▶ [Given problem]
Extend the reminiscence about a wartime childhood in Hull and an early museum career below, writing on from its last sentence.

▶ [Text section]
▶

I was born just two weeks before the invasion of Poland by the Third Reich in September 1939 which started World War II, in the City of Kingston upon Hull, Yorkshire, north-eastern England, and lived there (or in temporary accommodation just outside the City because of bomb damage to successive family homes) throughout the war. It was our City, not Coventry or London, which suffered proportionately by far the most severe war damage in Britain, though because of its strategic significance as the nearest major sea port to Germany its identity was a closely guarded secret throughout the war. Thus the war damage of 89,500 out of Hull’s 93,000 buildings, with over 10,000 totally destroyed, was always referred to as the bombing of “A North-East Coast Town”. I can therefore understand from my own experience the tragedy of Warsaw where the physical and human war damage was far greater. Then, 20 years after the first major air raid I got my first museum job with the City Museums - or more accurately their remains, working on the identification of tiny fragments remaining of a once great collection that was largely lost when four of the City’s six pre-war museums were destroyed by bombing or consequent fires. I can therefore claim to have been closely involved in the protection of cultural property affected by war from the very beginning of my career.

◀

▶ [Data supplied]
▶

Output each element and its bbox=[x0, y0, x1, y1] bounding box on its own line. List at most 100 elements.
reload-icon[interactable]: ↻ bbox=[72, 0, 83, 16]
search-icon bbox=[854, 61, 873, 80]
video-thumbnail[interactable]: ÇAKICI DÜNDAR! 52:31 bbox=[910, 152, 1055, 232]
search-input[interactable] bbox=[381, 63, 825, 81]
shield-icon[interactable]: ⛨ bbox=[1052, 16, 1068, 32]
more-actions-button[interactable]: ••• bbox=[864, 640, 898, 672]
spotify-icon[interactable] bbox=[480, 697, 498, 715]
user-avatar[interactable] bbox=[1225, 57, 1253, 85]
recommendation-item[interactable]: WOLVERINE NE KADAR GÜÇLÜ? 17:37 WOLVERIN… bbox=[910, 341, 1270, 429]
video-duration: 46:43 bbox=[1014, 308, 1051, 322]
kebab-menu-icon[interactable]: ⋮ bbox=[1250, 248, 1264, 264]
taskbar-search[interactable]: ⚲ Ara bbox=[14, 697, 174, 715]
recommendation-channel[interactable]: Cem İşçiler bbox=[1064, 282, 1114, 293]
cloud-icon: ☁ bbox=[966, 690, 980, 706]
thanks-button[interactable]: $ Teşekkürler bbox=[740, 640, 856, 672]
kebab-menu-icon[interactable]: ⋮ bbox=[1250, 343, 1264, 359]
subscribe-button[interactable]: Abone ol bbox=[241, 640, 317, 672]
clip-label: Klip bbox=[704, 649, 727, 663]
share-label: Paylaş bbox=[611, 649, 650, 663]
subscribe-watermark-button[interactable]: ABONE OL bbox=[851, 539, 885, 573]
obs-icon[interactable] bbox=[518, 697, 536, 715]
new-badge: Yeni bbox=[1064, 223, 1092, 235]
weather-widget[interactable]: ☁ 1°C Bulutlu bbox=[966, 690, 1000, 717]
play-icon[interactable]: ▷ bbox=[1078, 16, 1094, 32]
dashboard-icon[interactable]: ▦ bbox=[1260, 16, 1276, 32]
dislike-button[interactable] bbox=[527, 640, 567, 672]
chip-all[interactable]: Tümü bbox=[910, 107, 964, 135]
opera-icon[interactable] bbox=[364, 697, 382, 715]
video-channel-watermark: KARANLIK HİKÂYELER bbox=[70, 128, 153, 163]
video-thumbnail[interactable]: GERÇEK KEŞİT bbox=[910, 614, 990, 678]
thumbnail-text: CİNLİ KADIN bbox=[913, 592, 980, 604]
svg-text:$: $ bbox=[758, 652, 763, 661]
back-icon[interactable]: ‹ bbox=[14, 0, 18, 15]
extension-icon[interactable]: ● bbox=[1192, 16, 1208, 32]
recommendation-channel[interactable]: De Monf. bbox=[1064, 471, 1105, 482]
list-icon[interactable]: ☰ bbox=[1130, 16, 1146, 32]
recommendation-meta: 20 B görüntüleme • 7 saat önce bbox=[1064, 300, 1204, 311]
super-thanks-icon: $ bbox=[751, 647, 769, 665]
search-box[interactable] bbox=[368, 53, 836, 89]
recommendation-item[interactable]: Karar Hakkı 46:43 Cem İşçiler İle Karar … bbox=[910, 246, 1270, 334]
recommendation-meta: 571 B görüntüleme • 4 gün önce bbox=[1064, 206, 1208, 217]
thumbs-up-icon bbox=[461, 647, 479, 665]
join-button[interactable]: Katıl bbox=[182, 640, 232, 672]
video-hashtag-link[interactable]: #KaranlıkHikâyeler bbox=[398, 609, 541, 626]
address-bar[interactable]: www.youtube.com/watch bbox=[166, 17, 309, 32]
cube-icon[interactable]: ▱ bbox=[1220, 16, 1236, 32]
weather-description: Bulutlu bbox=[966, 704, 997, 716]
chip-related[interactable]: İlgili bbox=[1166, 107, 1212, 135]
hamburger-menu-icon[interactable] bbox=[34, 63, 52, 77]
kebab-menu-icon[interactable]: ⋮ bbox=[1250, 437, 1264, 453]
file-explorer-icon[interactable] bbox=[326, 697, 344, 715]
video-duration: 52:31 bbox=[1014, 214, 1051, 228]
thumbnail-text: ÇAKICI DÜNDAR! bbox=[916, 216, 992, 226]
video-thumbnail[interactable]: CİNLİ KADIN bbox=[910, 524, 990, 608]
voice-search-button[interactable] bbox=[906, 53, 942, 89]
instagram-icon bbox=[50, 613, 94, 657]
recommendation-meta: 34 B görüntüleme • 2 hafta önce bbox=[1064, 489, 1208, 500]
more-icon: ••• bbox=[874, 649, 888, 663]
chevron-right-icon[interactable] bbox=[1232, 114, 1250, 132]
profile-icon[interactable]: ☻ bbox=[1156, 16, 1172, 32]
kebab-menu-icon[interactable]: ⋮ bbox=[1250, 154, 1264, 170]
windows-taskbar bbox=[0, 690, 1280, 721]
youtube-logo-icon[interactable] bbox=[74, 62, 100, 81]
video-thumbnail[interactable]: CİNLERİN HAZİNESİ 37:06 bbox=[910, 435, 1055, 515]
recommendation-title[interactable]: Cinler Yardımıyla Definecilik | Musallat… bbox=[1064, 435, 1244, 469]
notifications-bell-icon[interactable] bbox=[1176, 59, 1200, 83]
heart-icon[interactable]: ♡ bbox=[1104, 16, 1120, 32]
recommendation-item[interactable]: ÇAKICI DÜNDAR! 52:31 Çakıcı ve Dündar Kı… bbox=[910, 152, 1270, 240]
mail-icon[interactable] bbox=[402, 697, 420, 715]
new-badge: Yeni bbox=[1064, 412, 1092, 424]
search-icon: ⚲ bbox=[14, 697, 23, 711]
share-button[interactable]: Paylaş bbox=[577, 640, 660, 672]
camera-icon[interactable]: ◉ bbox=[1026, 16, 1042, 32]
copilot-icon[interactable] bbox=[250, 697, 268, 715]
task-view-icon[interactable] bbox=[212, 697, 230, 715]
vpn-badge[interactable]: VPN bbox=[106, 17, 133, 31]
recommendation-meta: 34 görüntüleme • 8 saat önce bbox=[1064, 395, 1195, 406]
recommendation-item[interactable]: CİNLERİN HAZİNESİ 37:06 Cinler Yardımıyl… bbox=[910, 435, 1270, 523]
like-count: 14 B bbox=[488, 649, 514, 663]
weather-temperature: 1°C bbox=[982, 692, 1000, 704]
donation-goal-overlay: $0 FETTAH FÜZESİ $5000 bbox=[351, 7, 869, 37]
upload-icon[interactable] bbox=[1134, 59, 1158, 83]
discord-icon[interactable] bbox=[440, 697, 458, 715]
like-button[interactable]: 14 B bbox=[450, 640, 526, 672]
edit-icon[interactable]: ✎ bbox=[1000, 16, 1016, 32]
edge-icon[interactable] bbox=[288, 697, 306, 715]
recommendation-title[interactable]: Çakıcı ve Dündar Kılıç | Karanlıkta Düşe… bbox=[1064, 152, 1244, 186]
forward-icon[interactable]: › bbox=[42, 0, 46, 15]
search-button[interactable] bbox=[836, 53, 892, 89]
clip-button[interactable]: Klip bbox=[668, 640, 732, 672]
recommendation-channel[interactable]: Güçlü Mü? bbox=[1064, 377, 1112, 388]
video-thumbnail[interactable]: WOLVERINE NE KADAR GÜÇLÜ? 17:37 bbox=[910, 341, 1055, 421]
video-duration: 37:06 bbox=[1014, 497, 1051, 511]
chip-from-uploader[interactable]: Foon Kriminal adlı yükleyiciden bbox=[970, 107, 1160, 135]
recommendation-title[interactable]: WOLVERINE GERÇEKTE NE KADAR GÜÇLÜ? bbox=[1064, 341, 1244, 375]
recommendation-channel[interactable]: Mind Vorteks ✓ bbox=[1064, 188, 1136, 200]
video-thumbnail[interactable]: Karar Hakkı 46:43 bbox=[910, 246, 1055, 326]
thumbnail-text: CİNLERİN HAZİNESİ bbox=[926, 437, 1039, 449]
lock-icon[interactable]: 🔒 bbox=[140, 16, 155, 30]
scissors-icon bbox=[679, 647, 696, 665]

◀

▶ [Reply]
I know that the British are often, and quite rightly, perceived as people who take great care to hide their feelings, but today I could not hide the deep emotion that I feel at this moment, even if I wanted to do so. I can therefore want to say that I am deeply moved and greatly honoured that the organisers of this magnificent Conference have asked me to give the opening address in this ceremony to mark the 50th anniversary of the adoption of the original Hague Convention on the Protection of Cultural Property in the Event of Armed Conflict exactly 50 years ago today, on 14th May 1956.
As many of you know, I have been very closely involved for nearly fourteen years with the development of improved measures to protect cultural property in times of armed conflict. As an Executive Council member of the International Council of Museums (ICOM) in 1990 I was asked by my colleagues to take special responsibility within the Council over the growing crisis in Yugoslavia, and then during the first Gulf War in 1991. In the Autumn of 1992 I was commissioned jointly by UNESCO and The Netherlands (as part of its contribution to the International Decade of International Law) to carry out a wide-ranging review of the apparent failure of the 1954 Hague Convention and its Protocol (now the First Protocol) to achieve the clear and honourable objectives which this important International Legal Instrument was intended to achieve, and to make recommendations for their updating and improvement. I must confess that I was surprised to be asked to undertake such a task, since I am not a qualified lawyer. However, I was assured by UNESCO and by the Foreign Affairs and Culture Ministries of The Netherlands that after a number of inconclusive legal reviews over a period of decades, they were seeking the perhaps more practical viewpoint of an experienced senior heritage manager.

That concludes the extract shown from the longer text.